■ **Descripción del problema**: Presente como lista numerada las filas que comienzan en la que contiene "data-point <box>746 104 765 121</box>" y terminan en la que contiene "data-point <box>380 283 400 301</box>", ambas incluidas. Omita las filas vacías.

(Registros de cuadros de elementos)
▼
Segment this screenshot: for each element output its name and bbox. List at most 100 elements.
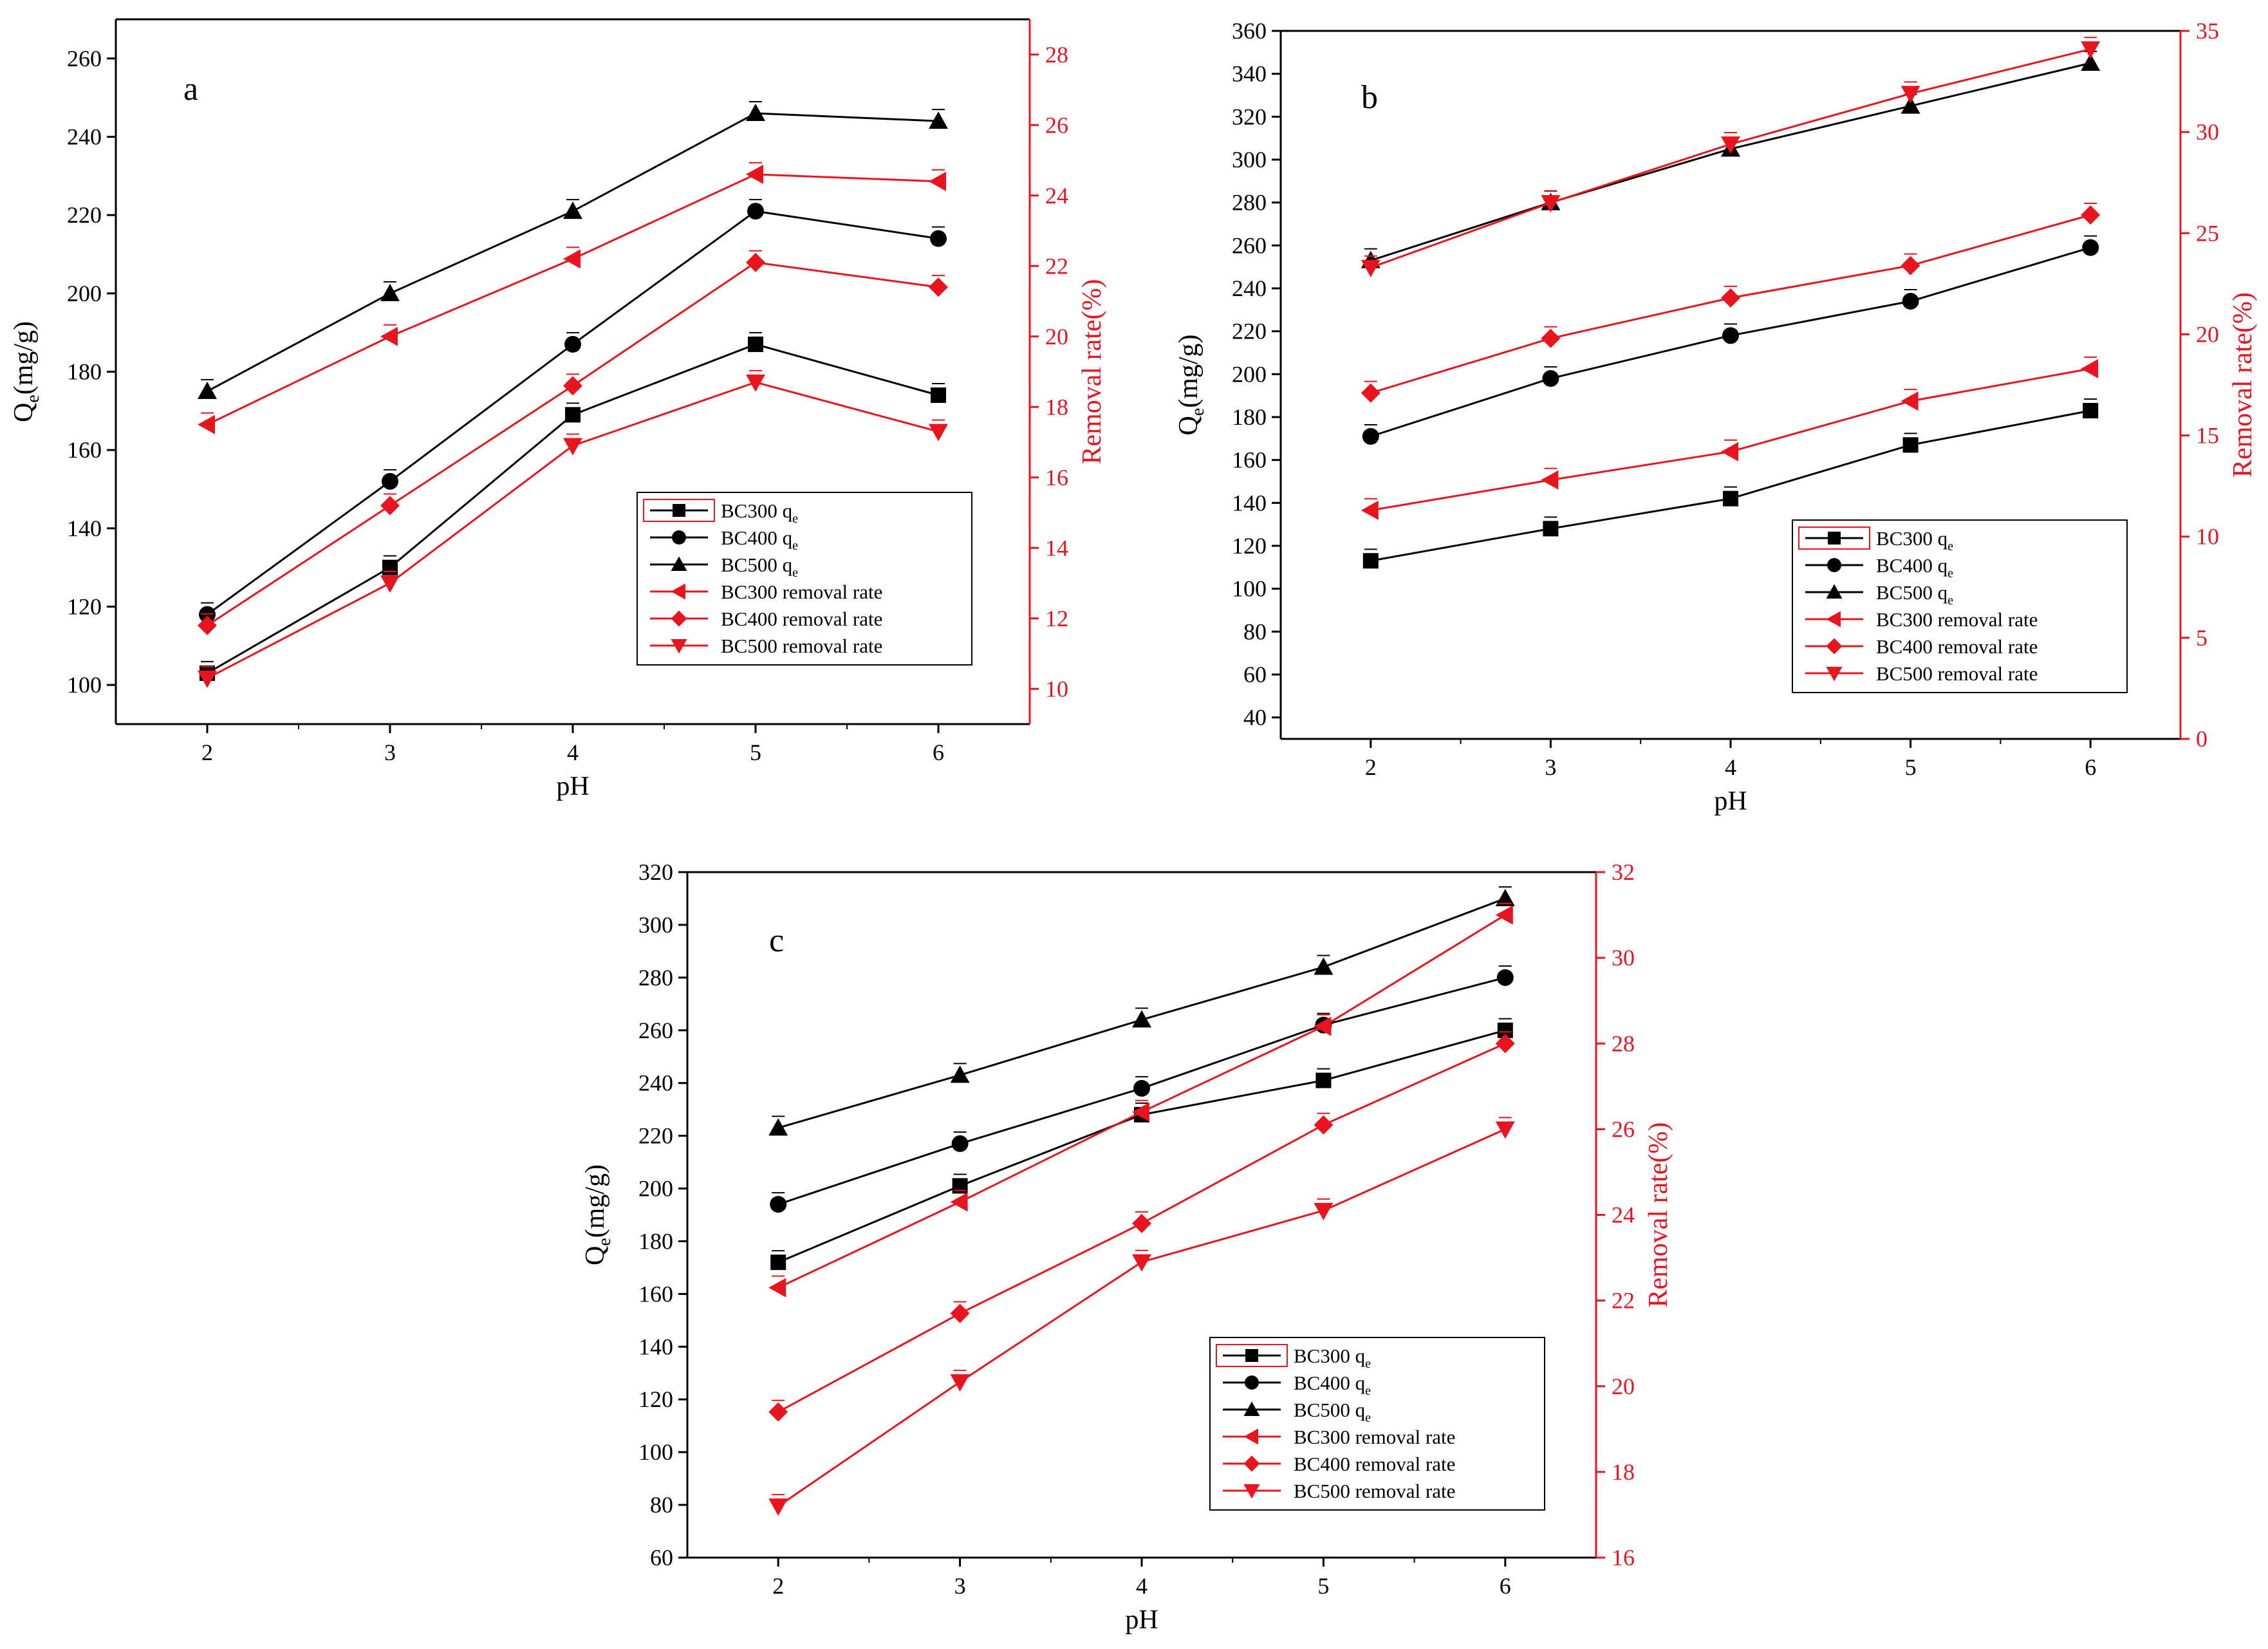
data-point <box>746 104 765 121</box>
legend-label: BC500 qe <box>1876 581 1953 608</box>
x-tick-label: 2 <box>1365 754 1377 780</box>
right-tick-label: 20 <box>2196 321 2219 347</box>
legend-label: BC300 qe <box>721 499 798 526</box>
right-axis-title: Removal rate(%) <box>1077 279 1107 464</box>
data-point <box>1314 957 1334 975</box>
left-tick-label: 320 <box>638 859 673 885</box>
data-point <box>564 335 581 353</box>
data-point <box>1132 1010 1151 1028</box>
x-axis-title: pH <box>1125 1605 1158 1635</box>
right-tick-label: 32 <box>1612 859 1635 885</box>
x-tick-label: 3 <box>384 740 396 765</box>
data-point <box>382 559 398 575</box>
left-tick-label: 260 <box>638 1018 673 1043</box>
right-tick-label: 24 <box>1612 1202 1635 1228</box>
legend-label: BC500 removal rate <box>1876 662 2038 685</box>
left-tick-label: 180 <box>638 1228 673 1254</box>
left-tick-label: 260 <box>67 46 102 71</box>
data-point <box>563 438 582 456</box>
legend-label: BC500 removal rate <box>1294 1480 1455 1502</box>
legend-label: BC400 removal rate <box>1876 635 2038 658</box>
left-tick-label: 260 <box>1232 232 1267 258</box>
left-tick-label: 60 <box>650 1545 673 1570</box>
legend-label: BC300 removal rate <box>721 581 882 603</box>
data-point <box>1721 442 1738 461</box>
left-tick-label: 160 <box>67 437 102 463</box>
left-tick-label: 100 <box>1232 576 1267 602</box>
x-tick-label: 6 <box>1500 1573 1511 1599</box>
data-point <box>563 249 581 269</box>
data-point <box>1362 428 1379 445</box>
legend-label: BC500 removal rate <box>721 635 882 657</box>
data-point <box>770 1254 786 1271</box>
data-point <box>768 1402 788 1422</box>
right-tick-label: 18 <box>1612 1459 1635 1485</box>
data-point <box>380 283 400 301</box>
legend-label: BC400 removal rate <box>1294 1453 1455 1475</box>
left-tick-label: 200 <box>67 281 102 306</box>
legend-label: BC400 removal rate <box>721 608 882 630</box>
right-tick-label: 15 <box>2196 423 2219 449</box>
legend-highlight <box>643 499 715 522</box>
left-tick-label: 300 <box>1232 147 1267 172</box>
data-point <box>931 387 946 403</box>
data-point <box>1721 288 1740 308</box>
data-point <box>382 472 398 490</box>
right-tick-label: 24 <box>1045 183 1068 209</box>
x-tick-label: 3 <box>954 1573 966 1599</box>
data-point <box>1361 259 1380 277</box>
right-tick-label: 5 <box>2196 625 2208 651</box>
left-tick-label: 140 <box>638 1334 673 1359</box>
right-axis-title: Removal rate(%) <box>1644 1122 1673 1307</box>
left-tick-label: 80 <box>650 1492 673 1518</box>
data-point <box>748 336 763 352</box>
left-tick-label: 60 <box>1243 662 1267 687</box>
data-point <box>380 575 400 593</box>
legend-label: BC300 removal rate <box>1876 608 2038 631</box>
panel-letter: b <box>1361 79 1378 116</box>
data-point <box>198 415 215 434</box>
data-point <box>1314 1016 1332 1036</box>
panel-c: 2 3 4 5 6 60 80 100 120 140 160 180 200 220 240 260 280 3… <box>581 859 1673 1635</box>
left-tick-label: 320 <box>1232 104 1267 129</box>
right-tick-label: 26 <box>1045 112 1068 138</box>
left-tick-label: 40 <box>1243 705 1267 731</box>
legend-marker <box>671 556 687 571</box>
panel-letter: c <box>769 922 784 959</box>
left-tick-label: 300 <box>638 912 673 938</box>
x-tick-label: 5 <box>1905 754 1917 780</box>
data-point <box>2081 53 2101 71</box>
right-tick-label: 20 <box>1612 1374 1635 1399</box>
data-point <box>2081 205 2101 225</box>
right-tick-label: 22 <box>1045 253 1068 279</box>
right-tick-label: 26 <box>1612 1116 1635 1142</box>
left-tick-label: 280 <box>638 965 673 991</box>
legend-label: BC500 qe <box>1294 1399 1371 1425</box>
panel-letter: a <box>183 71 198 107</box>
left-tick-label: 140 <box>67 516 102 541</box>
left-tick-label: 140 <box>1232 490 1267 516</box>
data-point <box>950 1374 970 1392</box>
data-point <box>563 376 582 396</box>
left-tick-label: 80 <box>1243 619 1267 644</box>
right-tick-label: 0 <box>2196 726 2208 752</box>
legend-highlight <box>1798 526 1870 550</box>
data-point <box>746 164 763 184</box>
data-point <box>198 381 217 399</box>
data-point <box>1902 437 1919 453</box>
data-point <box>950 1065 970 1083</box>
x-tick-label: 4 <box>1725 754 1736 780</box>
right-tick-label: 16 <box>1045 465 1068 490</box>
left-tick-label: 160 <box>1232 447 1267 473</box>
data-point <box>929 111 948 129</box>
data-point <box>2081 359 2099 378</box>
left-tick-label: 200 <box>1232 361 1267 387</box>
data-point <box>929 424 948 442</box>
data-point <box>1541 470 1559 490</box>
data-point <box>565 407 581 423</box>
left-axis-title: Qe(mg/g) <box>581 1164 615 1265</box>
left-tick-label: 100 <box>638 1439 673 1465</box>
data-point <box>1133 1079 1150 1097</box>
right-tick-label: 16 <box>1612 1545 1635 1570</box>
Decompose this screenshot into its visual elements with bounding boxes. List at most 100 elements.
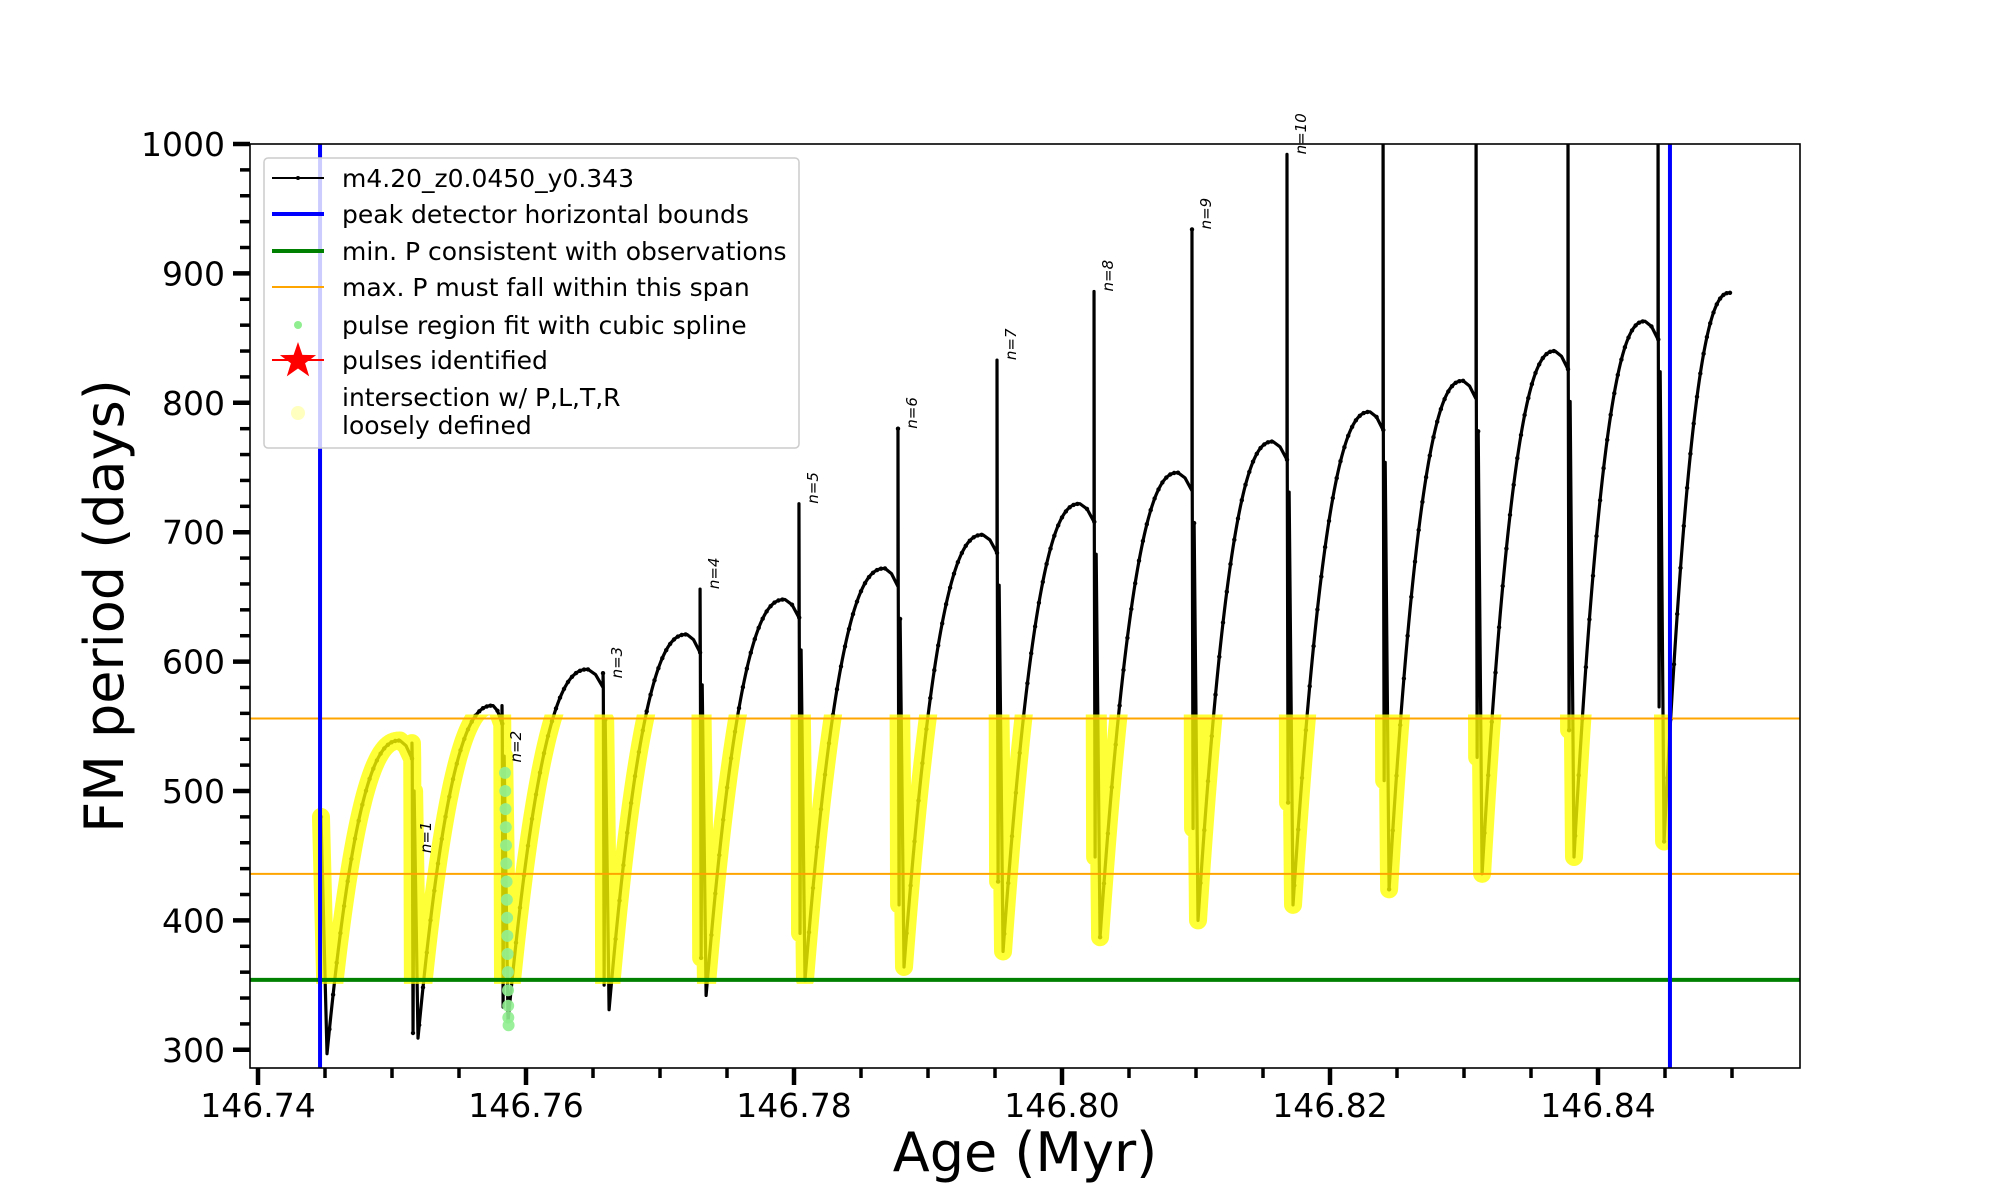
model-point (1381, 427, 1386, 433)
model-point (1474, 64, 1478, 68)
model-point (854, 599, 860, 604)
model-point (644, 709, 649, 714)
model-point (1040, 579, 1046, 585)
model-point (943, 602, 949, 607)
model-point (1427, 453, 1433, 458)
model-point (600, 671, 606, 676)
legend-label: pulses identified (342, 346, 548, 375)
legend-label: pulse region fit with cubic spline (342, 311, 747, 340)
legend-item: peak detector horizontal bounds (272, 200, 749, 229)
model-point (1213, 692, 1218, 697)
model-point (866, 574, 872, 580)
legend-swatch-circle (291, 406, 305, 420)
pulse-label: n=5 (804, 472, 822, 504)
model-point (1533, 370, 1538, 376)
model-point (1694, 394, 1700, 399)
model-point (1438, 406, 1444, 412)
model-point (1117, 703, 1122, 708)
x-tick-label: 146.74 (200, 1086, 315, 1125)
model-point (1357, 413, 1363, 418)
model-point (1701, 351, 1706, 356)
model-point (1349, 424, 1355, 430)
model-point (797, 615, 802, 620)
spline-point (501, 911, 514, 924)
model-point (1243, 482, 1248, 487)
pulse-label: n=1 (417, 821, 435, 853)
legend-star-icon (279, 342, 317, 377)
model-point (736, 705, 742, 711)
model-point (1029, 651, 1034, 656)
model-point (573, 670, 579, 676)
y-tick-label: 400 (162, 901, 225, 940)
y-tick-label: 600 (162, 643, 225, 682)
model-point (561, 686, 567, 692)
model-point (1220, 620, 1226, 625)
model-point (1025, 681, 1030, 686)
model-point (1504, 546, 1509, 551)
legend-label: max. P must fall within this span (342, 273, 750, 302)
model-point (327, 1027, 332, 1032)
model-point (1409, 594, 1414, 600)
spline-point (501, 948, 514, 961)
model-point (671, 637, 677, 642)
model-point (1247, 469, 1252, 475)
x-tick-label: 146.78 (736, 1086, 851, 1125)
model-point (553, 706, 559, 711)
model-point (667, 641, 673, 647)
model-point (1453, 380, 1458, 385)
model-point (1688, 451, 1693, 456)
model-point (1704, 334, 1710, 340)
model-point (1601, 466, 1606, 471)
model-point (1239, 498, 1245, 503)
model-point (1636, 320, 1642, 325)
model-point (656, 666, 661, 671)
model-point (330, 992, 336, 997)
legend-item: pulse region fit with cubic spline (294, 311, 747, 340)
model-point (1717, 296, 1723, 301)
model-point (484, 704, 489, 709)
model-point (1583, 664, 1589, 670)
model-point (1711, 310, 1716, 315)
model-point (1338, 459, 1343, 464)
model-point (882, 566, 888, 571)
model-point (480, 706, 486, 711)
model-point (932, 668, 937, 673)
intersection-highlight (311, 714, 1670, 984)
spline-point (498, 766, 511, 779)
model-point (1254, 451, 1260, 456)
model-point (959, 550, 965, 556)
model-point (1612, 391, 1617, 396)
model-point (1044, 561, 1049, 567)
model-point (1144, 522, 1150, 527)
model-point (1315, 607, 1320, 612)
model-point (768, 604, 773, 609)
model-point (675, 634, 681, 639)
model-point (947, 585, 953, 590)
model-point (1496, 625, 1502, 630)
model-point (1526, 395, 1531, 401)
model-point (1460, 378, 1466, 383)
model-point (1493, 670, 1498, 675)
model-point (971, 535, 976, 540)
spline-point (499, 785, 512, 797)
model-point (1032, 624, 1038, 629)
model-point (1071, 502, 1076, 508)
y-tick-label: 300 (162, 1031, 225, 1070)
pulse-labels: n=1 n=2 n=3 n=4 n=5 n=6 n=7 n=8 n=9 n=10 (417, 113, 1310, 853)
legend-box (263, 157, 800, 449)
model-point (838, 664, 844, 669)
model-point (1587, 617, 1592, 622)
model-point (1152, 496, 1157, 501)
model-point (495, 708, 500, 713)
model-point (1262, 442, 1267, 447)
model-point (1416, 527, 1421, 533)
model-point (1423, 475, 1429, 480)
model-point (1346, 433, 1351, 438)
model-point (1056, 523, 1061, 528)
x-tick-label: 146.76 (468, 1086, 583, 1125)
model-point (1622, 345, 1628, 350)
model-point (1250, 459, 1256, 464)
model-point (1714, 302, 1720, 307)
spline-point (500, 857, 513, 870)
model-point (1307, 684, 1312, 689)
▲
■ **Respuesta**:
1. data-point <box>746 104 765 121</box>
2. legend-label: BC500 qe <box>1876 581 1953 608</box>
3. x-tick-label: 2 <box>1365 754 1377 780</box>
4. right-tick-label: 20 <box>2196 321 2219 347</box>
5. legend-label: BC300 qe <box>721 499 798 526</box>
6. right-axis-title: Removal rate(%) <box>1077 279 1107 464</box>
7. data-point <box>1314 957 1334 975</box>
8. left-tick-label: 320 <box>638 859 673 885</box>
9. data-point <box>564 335 581 353</box>
10. data-point <box>1132 1010 1151 1028</box>
11. x-axis-title: pH <box>1125 1605 1158 1635</box>
12. right-tick-label: 32 <box>1612 859 1635 885</box>
13. x-tick-label: 3 <box>384 740 396 765</box>
14. data-point <box>382 559 398 575</box>
15. left-tick-label: 260 <box>638 1018 673 1043</box>
16. right-tick-label: 24 <box>1612 1202 1635 1228</box>
17. legend-label: BC500 removal rate <box>1876 662 2038 685</box>
18. left-tick-label: 180 <box>638 1228 673 1254</box>
19. left-tick-label: 260 <box>67 46 102 71</box>
20. data-point <box>563 438 582 456</box>
21. legend-label: BC500 removal rate <box>1294 1480 1455 1502</box>
22. legend-label: BC400 removal rate <box>1876 635 2038 658</box>
23. left-tick-label: 260 <box>1232 232 1267 258</box>
24. left-tick-label: 60 <box>650 1545 673 1570</box>
25. legend-label: BC300 removal rate <box>721 581 882 603</box>
26. data-point <box>1721 442 1738 461</box>
27. left-tick-label: 160 <box>67 437 102 463</box>
28. left-tick-label: 100 <box>1232 576 1267 602</box>
29. x-tick-label: 6 <box>1500 1573 1511 1599</box>
30. data-point <box>563 249 581 269</box>
31. data-point <box>1362 428 1379 445</box>
32. legend-label: BC500 removal rate <box>721 635 882 657</box>
33. data-point <box>770 1254 786 1271</box>
34. data-point <box>768 1402 788 1422</box>
35. right-tick-label: 18 <box>1612 1459 1635 1485</box>
36. data-point <box>380 283 400 301</box>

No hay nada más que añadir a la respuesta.